Given request:
Write down each entry again, exactly as it reads.

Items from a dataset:
________
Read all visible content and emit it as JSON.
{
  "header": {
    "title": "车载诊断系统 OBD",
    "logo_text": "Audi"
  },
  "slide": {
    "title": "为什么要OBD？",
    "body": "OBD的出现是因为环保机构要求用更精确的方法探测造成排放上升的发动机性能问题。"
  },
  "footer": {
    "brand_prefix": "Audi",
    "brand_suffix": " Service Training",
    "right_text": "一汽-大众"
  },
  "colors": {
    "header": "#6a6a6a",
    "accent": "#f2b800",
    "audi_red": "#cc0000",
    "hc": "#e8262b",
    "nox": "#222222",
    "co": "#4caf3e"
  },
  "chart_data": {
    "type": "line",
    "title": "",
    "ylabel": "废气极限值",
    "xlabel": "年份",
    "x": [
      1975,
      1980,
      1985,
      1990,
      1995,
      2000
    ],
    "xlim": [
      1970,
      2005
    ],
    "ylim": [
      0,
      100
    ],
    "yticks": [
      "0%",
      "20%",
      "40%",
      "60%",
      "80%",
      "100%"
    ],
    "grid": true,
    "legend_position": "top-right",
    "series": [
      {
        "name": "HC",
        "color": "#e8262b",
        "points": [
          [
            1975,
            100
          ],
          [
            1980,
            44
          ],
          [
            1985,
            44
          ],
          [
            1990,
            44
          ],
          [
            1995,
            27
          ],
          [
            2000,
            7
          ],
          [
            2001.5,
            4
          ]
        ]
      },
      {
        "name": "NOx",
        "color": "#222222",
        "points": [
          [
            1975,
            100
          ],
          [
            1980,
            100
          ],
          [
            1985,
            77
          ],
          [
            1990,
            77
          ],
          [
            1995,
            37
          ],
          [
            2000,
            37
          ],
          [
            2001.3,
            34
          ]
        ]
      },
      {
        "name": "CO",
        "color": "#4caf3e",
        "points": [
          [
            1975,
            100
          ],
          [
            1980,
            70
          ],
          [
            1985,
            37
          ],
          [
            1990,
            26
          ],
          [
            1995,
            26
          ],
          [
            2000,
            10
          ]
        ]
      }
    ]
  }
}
________
Finished answer:
Read all visible content and emit it as JSON.
{
  "header": {
    "title": "车载诊断系统 OBD",
    "logo_text": "Audi"
  },
  "slide": {
    "title": "为什么要OBD？",
    "body": "OBD的出现是因为环保机构要求用更精确的方法探测造成排放上升的发动机性能问题。"
  },
  "footer": {
    "brand_prefix": "Audi",
    "brand_suffix": " Service Training",
    "right_text": "一汽-大众"
  },
  "colors": {
    "header": "#6a6a6a",
    "accent": "#f2b800",
    "audi_red": "#cc0000",
    "hc": "#e8262b",
    "nox": "#222222",
    "co": "#4caf3e"
  },
  "chart_data": {
    "type": "line",
    "title": "",
    "ylabel": "废气极限值",
    "xlabel": "年份",
    "x": [
      1975,
      1980,
      1985,
      1990,
      1995,
      2000
    ],
    "xlim": [
      1970,
      2005
    ],
    "ylim": [
      0,
      100
    ],
    "yticks": [
      "0%",
      "20%",
      "40%",
      "60%",
      "80%",
      "100%"
    ],
    "grid": true,
    "legend_position": "top-right",
    "series": [
      {
        "name": "HC",
        "color": "#e8262b",
        "points": [
          [
            1975,
            100
          ],
          [
            1980,
            44
          ],
          [
            1985,
            44
          ],
          [
            1990,
            44
          ],
          [
            1995,
            27
          ],
          [
            2000,
            7
          ],
          [
            2001.5,
            4
          ]
        ]
      },
      {
        "name": "NOx",
        "color": "#222222",
        "points": [
          [
            1975,
            100
          ],
          [
            1980,
            100
          ],
          [
            1985,
            77
          ],
          [
            1990,
            77
          ],
          [
            1995,
            37
          ],
          [
            2000,
            37
          ],
          [
            2001.3,
            34
          ]
        ]
      },
      {
        "name": "CO",
        "color": "#4caf3e",
        "points": [
          [
            1975,
            100
          ],
          [
            1980,
            70
          ],
          [
            1985,
            37
          ],
          [
            1990,
            26
          ],
          [
            1995,
            26
          ],
          [
            2000,
            10
          ]
        ]
      }
    ]
  }
}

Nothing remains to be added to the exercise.